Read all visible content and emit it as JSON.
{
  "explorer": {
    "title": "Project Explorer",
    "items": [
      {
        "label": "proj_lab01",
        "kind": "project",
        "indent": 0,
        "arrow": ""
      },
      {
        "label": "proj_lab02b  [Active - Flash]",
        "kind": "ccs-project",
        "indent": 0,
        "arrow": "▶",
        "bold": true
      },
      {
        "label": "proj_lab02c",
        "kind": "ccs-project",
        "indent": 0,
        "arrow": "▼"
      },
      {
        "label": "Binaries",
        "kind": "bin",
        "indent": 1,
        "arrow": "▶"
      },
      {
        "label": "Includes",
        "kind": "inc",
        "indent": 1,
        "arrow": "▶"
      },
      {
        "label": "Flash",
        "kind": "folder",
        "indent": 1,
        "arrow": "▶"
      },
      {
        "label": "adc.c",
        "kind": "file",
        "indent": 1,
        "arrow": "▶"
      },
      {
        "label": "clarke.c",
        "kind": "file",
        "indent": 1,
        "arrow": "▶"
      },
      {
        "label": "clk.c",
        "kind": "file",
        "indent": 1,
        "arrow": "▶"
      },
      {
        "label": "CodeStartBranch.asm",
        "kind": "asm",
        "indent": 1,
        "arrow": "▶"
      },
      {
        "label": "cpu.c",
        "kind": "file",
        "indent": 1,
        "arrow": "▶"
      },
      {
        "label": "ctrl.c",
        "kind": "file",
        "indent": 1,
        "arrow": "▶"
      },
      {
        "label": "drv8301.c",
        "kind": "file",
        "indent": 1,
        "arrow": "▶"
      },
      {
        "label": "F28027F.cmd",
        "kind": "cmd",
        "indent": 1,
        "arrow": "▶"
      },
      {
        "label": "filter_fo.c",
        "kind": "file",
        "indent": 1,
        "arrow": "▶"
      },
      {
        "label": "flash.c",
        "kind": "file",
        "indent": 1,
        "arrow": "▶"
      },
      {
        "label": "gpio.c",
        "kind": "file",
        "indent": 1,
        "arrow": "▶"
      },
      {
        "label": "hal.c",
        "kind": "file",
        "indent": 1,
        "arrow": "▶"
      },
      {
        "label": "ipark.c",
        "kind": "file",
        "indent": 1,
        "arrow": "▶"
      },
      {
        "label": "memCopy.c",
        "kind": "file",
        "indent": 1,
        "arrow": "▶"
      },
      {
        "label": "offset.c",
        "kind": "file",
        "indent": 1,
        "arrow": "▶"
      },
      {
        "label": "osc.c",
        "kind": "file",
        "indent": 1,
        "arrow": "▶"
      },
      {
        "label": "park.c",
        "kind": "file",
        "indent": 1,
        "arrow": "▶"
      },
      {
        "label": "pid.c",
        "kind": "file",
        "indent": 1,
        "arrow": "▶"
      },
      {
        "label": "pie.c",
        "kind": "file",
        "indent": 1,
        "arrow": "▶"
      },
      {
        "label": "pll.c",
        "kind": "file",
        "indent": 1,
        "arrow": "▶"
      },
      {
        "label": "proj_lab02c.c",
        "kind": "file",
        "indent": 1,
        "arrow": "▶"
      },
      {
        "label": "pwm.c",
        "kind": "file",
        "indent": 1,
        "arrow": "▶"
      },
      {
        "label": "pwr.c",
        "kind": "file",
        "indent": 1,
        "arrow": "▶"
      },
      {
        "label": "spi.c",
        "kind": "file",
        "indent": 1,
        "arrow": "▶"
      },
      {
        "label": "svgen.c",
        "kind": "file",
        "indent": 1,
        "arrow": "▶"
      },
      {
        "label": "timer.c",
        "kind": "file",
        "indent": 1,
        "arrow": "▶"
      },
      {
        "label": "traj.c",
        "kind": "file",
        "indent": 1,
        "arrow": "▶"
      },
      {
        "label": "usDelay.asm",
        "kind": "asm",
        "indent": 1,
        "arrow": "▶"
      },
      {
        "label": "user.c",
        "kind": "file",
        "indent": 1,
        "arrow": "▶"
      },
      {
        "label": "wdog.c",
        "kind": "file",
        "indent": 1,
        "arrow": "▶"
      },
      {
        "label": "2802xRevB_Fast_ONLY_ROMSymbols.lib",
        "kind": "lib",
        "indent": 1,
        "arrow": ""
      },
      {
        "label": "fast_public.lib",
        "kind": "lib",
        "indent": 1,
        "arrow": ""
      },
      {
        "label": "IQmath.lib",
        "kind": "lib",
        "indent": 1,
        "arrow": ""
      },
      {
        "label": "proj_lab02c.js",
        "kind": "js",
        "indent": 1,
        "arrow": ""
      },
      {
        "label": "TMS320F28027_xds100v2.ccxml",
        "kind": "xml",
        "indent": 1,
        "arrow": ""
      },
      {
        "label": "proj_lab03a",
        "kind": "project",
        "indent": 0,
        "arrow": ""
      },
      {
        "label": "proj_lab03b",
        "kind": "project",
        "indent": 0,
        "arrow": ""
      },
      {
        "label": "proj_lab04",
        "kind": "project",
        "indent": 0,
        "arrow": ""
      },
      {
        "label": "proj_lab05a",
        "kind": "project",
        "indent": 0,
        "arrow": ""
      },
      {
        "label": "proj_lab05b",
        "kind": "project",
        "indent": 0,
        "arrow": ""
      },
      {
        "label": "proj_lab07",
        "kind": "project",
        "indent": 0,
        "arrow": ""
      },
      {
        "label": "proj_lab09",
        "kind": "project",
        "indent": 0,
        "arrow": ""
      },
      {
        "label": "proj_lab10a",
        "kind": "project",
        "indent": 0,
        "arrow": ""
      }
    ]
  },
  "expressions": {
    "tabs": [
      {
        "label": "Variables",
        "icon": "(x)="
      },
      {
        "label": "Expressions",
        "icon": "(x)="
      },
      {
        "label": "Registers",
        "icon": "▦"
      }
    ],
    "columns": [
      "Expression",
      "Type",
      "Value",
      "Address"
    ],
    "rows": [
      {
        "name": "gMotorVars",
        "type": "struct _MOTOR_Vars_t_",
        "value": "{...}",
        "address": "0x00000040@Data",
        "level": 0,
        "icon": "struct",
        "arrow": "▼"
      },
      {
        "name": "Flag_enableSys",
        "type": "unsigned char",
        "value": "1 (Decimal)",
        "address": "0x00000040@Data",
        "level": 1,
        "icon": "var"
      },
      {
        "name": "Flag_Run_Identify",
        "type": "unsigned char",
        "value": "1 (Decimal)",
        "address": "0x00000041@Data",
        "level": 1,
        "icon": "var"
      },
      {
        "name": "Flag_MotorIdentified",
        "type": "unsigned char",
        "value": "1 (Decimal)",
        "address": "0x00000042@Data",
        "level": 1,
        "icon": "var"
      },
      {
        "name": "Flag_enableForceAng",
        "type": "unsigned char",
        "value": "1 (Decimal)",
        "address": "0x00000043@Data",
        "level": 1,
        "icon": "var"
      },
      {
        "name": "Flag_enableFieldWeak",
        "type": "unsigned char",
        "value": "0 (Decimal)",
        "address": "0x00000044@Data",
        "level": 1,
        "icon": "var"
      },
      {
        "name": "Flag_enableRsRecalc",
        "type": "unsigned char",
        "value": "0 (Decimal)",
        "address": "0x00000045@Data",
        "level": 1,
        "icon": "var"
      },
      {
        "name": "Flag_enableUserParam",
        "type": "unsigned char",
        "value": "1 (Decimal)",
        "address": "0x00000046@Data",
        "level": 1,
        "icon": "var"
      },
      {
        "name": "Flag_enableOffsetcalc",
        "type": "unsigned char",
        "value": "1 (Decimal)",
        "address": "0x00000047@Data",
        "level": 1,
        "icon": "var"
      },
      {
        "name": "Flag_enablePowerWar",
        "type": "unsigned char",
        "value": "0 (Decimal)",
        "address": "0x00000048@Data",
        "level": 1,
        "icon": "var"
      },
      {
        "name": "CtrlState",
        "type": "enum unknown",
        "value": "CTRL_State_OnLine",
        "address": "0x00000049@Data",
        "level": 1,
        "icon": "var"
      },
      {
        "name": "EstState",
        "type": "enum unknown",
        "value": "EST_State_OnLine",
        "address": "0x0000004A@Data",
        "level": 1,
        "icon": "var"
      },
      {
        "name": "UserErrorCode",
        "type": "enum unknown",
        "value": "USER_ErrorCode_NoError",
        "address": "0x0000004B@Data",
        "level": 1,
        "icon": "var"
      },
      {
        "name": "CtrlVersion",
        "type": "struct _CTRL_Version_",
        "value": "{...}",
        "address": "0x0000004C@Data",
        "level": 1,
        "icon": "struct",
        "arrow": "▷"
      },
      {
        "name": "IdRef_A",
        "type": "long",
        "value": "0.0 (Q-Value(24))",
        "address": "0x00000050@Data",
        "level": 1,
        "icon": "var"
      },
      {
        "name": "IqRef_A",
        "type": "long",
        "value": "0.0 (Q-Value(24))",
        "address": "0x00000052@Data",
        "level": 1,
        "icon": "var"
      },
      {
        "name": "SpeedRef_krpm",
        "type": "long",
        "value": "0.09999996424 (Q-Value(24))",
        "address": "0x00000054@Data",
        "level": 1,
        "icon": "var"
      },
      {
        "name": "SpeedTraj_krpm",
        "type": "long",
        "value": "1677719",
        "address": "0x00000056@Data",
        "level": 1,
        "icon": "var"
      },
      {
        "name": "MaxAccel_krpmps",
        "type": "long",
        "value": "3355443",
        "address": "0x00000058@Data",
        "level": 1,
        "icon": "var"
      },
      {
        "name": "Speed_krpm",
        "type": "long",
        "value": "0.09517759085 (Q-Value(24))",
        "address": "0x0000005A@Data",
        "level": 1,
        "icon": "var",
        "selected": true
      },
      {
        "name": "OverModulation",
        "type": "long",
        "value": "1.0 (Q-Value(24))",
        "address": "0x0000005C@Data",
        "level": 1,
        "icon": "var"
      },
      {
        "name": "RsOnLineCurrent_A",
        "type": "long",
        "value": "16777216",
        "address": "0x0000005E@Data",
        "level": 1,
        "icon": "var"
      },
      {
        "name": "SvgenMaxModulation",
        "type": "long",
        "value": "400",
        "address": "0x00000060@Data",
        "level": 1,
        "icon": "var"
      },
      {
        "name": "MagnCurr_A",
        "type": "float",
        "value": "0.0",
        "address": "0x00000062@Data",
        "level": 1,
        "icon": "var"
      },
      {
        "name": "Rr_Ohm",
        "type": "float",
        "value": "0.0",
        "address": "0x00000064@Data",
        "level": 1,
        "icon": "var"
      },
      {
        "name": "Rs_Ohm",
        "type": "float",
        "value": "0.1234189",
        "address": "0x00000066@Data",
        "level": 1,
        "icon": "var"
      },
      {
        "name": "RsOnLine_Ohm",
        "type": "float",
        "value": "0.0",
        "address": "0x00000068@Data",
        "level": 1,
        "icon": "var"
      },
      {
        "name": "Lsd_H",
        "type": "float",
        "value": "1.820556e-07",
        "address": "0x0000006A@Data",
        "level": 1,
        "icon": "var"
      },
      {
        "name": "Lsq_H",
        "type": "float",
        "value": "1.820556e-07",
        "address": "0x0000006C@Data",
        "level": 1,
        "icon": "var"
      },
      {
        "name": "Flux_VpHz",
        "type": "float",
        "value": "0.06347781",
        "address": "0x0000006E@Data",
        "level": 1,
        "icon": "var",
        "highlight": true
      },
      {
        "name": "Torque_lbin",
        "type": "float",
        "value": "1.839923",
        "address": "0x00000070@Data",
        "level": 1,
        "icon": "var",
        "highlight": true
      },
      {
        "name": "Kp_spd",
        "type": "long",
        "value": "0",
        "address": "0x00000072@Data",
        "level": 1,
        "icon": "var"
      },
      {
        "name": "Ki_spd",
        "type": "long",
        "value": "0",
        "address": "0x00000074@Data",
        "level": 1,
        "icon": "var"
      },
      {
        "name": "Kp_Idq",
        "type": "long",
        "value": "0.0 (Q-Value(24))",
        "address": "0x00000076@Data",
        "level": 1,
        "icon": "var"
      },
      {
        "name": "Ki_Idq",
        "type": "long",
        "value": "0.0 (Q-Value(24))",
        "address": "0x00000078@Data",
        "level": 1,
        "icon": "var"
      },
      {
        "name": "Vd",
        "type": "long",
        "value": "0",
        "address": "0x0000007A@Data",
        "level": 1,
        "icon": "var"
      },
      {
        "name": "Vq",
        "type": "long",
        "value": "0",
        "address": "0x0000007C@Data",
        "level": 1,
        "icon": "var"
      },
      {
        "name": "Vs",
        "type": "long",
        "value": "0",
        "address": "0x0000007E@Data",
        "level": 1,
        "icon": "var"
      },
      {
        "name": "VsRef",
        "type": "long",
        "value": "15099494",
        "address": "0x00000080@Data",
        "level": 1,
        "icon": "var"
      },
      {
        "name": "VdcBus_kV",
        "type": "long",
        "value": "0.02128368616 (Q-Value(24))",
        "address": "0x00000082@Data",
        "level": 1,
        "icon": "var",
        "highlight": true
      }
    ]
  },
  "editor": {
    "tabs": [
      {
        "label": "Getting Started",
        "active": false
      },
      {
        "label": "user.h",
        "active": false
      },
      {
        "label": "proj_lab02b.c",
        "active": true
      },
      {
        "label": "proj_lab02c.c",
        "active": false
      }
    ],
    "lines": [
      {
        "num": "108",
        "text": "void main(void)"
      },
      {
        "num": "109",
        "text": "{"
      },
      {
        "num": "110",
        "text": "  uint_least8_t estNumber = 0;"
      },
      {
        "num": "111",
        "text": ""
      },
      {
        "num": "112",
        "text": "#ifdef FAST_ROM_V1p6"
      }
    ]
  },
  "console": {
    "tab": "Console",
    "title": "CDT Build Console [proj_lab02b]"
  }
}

*Exercise*. Provide the number of lines in the data above that contain the string "text", and nothing else.

*Task output*. 5